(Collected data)
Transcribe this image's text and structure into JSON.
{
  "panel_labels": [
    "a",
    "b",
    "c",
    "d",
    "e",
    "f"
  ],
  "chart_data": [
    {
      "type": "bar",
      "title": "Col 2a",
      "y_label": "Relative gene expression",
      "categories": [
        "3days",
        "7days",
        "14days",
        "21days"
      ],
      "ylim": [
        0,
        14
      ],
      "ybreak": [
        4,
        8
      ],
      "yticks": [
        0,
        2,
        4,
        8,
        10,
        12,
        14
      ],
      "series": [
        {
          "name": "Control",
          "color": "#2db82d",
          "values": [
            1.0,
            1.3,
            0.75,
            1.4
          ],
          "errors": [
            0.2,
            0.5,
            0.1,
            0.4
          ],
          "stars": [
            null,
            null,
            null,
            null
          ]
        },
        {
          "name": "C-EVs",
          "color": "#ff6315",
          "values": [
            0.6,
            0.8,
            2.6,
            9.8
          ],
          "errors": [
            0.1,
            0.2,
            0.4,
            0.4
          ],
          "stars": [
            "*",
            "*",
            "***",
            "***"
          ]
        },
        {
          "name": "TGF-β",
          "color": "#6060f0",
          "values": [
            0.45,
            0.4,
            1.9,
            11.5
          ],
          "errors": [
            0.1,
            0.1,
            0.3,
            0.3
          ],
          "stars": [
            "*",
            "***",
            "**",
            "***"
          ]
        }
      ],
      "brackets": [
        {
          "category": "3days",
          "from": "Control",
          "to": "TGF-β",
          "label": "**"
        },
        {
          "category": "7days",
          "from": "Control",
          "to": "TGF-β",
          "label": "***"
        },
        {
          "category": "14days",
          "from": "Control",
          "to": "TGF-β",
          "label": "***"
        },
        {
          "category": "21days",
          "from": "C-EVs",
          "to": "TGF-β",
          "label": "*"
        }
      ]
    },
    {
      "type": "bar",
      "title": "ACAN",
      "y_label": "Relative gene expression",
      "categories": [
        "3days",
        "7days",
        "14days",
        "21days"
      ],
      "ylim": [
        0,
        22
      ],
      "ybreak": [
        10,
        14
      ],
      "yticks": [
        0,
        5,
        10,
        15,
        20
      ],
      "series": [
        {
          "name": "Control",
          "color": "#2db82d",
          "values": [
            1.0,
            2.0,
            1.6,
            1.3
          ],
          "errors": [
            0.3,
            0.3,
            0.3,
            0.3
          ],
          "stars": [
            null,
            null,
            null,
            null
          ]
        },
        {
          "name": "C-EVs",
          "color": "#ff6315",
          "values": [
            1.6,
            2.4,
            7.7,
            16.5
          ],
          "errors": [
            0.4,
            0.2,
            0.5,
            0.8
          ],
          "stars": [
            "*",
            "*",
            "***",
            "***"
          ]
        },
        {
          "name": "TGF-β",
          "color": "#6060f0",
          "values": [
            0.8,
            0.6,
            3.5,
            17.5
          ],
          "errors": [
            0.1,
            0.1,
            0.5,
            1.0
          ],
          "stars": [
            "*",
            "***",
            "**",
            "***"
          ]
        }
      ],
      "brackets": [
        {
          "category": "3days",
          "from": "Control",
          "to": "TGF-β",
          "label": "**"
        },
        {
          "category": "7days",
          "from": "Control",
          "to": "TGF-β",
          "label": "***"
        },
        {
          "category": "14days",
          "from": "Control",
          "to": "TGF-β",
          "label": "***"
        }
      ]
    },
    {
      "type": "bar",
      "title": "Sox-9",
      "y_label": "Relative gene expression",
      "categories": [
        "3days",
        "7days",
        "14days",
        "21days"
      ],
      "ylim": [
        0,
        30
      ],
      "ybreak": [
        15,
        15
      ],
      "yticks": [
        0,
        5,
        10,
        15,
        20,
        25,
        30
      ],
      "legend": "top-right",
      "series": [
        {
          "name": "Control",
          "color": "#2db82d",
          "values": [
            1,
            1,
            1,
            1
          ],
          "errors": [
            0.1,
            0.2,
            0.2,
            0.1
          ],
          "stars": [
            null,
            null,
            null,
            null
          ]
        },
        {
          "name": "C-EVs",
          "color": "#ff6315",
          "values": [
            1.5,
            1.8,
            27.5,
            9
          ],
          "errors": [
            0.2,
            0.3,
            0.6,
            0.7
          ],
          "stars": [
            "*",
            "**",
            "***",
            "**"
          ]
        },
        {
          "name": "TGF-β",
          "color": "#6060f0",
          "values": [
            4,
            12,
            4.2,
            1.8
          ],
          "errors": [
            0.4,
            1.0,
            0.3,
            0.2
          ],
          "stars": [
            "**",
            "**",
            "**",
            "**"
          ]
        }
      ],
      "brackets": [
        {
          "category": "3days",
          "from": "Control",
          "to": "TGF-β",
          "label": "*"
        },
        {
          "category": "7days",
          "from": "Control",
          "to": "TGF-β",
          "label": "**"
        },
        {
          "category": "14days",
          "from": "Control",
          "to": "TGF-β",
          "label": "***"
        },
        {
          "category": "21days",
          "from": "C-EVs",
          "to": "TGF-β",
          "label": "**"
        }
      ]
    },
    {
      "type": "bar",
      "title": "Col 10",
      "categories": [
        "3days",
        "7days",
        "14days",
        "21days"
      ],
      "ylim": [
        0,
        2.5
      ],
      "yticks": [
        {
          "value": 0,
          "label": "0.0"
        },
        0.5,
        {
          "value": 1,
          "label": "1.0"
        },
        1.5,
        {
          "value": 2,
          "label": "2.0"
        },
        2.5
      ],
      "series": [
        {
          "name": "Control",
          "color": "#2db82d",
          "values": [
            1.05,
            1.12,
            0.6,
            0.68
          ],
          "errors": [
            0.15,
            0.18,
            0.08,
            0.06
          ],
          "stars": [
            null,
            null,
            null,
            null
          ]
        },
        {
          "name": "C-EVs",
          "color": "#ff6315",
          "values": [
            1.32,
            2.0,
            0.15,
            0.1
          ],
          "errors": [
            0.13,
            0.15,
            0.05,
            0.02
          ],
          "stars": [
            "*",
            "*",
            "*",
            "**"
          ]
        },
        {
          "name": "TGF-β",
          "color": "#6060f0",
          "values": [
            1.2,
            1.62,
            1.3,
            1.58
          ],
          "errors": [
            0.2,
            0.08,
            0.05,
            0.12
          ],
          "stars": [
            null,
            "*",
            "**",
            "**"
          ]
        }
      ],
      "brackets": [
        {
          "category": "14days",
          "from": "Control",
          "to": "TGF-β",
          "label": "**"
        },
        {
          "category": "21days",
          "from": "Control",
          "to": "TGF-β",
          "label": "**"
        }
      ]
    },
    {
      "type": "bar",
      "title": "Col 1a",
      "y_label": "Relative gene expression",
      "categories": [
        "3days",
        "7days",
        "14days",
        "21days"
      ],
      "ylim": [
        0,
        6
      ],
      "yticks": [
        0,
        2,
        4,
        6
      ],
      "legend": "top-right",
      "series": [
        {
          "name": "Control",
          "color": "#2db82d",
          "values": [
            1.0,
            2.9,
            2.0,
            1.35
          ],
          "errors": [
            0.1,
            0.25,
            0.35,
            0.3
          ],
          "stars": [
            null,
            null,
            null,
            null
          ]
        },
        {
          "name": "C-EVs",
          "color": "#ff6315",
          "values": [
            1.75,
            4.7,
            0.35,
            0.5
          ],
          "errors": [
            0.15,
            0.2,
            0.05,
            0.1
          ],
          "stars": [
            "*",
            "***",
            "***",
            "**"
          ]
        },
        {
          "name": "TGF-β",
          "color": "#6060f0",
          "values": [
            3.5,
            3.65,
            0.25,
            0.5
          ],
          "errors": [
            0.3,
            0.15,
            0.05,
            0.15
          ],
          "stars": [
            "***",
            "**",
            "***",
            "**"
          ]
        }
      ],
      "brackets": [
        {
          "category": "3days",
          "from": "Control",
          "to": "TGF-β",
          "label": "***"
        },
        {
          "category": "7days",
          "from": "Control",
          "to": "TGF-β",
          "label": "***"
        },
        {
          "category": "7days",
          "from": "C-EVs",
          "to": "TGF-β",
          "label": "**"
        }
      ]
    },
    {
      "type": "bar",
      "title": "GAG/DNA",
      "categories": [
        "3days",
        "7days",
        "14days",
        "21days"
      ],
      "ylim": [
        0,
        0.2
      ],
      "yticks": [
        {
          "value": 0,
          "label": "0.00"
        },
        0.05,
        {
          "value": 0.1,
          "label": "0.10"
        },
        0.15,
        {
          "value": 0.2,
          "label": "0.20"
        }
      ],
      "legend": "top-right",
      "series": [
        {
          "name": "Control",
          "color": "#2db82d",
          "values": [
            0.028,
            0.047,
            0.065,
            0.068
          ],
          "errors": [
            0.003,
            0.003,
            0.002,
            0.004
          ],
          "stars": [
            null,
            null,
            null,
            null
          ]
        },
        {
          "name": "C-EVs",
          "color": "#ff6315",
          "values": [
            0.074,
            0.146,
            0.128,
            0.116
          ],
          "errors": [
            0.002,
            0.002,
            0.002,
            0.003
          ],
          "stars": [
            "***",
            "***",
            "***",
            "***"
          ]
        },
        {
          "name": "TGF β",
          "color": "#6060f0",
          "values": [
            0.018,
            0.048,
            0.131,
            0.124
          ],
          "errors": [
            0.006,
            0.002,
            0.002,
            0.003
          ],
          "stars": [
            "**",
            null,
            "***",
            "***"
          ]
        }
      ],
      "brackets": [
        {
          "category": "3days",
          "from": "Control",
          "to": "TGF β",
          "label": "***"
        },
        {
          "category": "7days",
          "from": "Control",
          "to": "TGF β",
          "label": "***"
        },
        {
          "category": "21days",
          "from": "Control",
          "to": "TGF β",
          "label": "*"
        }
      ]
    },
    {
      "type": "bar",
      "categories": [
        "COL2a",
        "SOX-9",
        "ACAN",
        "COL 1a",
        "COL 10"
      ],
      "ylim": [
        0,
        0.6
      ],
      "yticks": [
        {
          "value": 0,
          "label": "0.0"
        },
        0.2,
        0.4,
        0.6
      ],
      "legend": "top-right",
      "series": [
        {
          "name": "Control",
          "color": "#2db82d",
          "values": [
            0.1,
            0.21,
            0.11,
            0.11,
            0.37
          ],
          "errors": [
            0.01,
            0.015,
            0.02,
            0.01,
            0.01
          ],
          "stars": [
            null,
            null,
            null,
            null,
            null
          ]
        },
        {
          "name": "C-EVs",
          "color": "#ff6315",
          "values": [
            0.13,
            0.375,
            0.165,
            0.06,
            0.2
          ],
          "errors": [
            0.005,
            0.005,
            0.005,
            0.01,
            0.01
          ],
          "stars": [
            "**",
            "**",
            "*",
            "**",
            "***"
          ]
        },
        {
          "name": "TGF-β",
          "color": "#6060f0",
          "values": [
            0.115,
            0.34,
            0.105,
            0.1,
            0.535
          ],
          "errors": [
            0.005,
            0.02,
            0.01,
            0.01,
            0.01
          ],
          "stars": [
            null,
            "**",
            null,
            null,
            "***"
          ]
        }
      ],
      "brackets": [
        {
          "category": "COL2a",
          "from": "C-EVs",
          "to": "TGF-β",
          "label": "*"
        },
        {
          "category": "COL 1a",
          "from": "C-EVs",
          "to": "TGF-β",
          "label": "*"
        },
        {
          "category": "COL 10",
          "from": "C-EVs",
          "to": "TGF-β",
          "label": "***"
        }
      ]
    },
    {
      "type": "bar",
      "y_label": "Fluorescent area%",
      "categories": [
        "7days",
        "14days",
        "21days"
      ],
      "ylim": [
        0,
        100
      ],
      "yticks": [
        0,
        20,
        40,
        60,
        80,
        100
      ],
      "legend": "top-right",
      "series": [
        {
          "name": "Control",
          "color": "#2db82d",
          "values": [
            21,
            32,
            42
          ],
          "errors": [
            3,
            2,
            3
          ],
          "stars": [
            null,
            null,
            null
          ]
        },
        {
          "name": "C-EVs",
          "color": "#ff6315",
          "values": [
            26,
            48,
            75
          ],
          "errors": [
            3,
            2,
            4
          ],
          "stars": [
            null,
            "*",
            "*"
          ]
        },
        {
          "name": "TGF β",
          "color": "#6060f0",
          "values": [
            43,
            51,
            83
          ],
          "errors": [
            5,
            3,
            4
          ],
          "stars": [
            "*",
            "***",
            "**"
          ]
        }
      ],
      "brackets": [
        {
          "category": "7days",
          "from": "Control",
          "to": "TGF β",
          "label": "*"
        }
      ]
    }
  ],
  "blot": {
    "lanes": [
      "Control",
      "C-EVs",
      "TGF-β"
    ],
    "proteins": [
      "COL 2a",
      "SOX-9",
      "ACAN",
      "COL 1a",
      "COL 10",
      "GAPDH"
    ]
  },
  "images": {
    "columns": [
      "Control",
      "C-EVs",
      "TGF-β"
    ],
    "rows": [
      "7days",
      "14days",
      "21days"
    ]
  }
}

Problem statement: Copy every line from the records above that contains the string "title".

Reply to the task:
      "title": "Col 2a",
      "title": "ACAN",
      "title": "Sox-9",
      "title": "Col 10",
      "title": "Col 1a",
      "title": "GAG/DNA",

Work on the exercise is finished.